## begin Records to use

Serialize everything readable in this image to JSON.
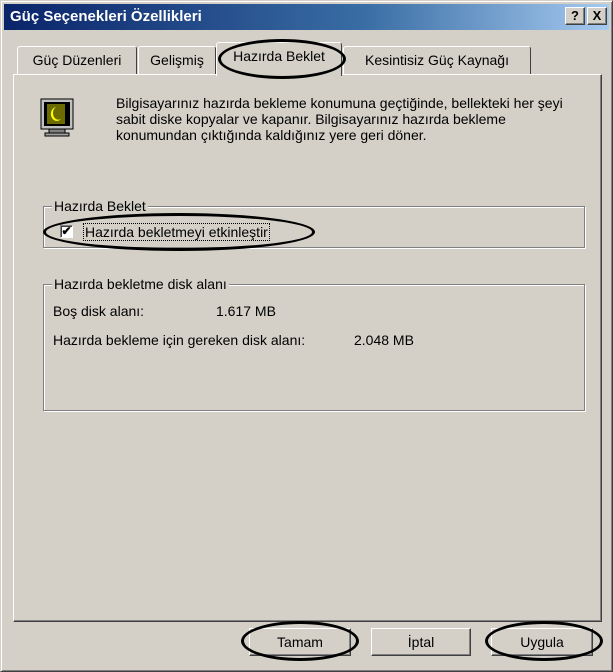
{
  "window": {
    "title": "Güç Seçenekleri Özellikleri",
    "help_label": "?",
    "close_label": "X"
  },
  "tabs": [
    {
      "label": "Güç Düzenleri",
      "active": false
    },
    {
      "label": "Gelişmiş",
      "active": false
    },
    {
      "label": "Hazırda Beklet",
      "active": true
    },
    {
      "label": "Kesintisiz Güç Kaynağı",
      "active": false
    }
  ],
  "description": "Bilgisayarınız hazırda bekleme konumuna geçtiğinde, bellekteki her şeyi sabit diske kopyalar ve kapanır. Bilgisayarınız hazırda bekleme konumundan çıktığında kaldığınız yere geri döner.",
  "hibernate_group": {
    "title": "Hazırda Beklet",
    "checkbox_label": "Hazırda bekletmeyi etkinleştir",
    "checked": true,
    "check_mark": "✔"
  },
  "disk_group": {
    "title": "Hazırda bekletme disk alanı",
    "free_label": "Boş disk alanı:",
    "free_value": "1.617 MB",
    "required_label": "Hazırda bekleme için gereken disk alanı:",
    "required_value": "2.048 MB"
  },
  "buttons": {
    "ok": "Tamam",
    "cancel": "İptal",
    "apply": "Uygula"
  },
  "colors": {
    "title_start": "#0a246a",
    "title_end": "#a6caf0",
    "face": "#d4d0c8"
  }
}
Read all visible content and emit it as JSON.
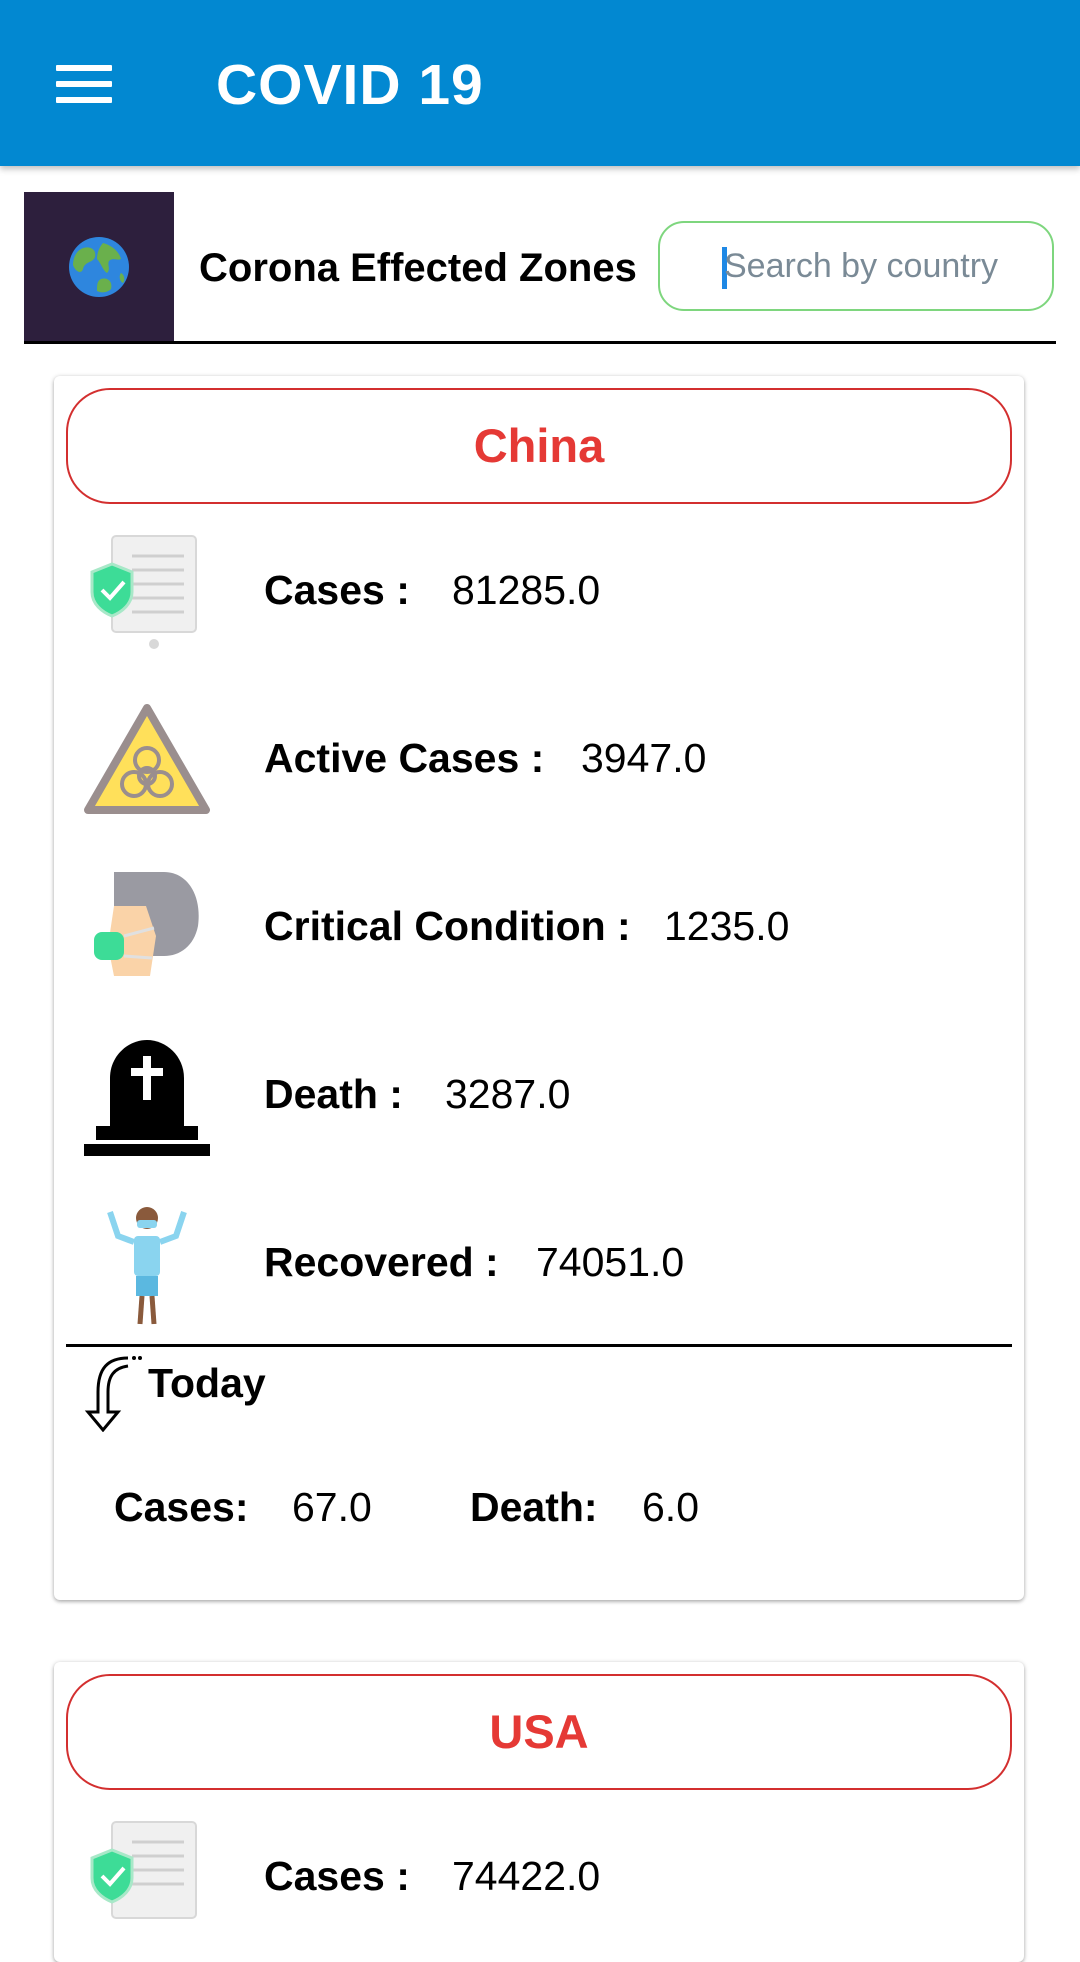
{
  "app": {
    "title": "COVID 19",
    "theme_color": "#0288d1"
  },
  "header": {
    "title": "Corona Effected Zones",
    "search_placeholder": "Search by country",
    "icon": "globe-icon"
  },
  "countries": [
    {
      "name": "China",
      "stats": [
        {
          "label": "Cases :",
          "value": "81285.0",
          "icon": "document-shield-icon"
        },
        {
          "label": "Active Cases :",
          "value": "3947.0",
          "icon": "biohazard-icon"
        },
        {
          "label": "Critical Condition :",
          "value": "1235.0",
          "icon": "masked-person-icon"
        },
        {
          "label": "Death :",
          "value": "3287.0",
          "icon": "tombstone-icon"
        },
        {
          "label": "Recovered :",
          "value": "74051.0",
          "icon": "recovered-person-icon"
        }
      ],
      "today": {
        "label": "Today",
        "cases_label": "Cases:",
        "cases_value": "67.0",
        "death_label": "Death:",
        "death_value": "6.0"
      }
    },
    {
      "name": "USA",
      "stats": [
        {
          "label": "Cases :",
          "value": "74422.0",
          "icon": "document-shield-icon"
        }
      ]
    }
  ],
  "colors": {
    "country_border": "#d32f2f",
    "country_text": "#e53935",
    "search_border": "#7ed67e"
  }
}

## end Records to use

Your goal: Write the listing above out again exactly, dropping each image.

Correct response:
Serialize everything readable in this image to JSON.
{
  "window": {
    "title": "Güç Seçenekleri Özellikleri",
    "help_label": "?",
    "close_label": "X"
  },
  "tabs": [
    {
      "label": "Güç Düzenleri",
      "active": false
    },
    {
      "label": "Gelişmiş",
      "active": false
    },
    {
      "label": "Hazırda Beklet",
      "active": true
    },
    {
      "label": "Kesintisiz Güç Kaynağı",
      "active": false
    }
  ],
  "description": "Bilgisayarınız hazırda bekleme konumuna geçtiğinde, bellekteki her şeyi sabit diske kopyalar ve kapanır. Bilgisayarınız hazırda bekleme konumundan çıktığında kaldığınız yere geri döner.",
  "hibernate_group": {
    "title": "Hazırda Beklet",
    "checkbox_label": "Hazırda bekletmeyi etkinleştir",
    "checked": true,
    "check_mark": "✔"
  },
  "disk_group": {
    "title": "Hazırda bekletme disk alanı",
    "free_label": "Boş disk alanı:",
    "free_value": "1.617 MB",
    "required_label": "Hazırda bekleme için gereken disk alanı:",
    "required_value": "2.048 MB"
  },
  "buttons": {
    "ok": "Tamam",
    "cancel": "İptal",
    "apply": "Uygula"
  },
  "colors": {
    "title_start": "#0a246a",
    "title_end": "#a6caf0",
    "face": "#d4d0c8"
  }
}
Read all visible content and emit it as JSON.
{
  "app": {
    "title": "COVID 19",
    "theme_color": "#0288d1"
  },
  "header": {
    "title": "Corona Effected Zones",
    "search_placeholder": "Search by country",
    "icon": "globe-icon"
  },
  "countries": [
    {
      "name": "China",
      "stats": [
        {
          "label": "Cases :",
          "value": "81285.0",
          "icon": "document-shield-icon"
        },
        {
          "label": "Active Cases :",
          "value": "3947.0",
          "icon": "biohazard-icon"
        },
        {
          "label": "Critical Condition :",
          "value": "1235.0",
          "icon": "masked-person-icon"
        },
        {
          "label": "Death :",
          "value": "3287.0",
          "icon": "tombstone-icon"
        },
        {
          "label": "Recovered :",
          "value": "74051.0",
          "icon": "recovered-person-icon"
        }
      ],
      "today": {
        "label": "Today",
        "cases_label": "Cases:",
        "cases_value": "67.0",
        "death_label": "Death:",
        "death_value": "6.0"
      }
    },
    {
      "name": "USA",
      "stats": [
        {
          "label": "Cases :",
          "value": "74422.0",
          "icon": "document-shield-icon"
        }
      ]
    }
  ],
  "colors": {
    "country_border": "#d32f2f",
    "country_text": "#e53935",
    "search_border": "#7ed67e"
  }
}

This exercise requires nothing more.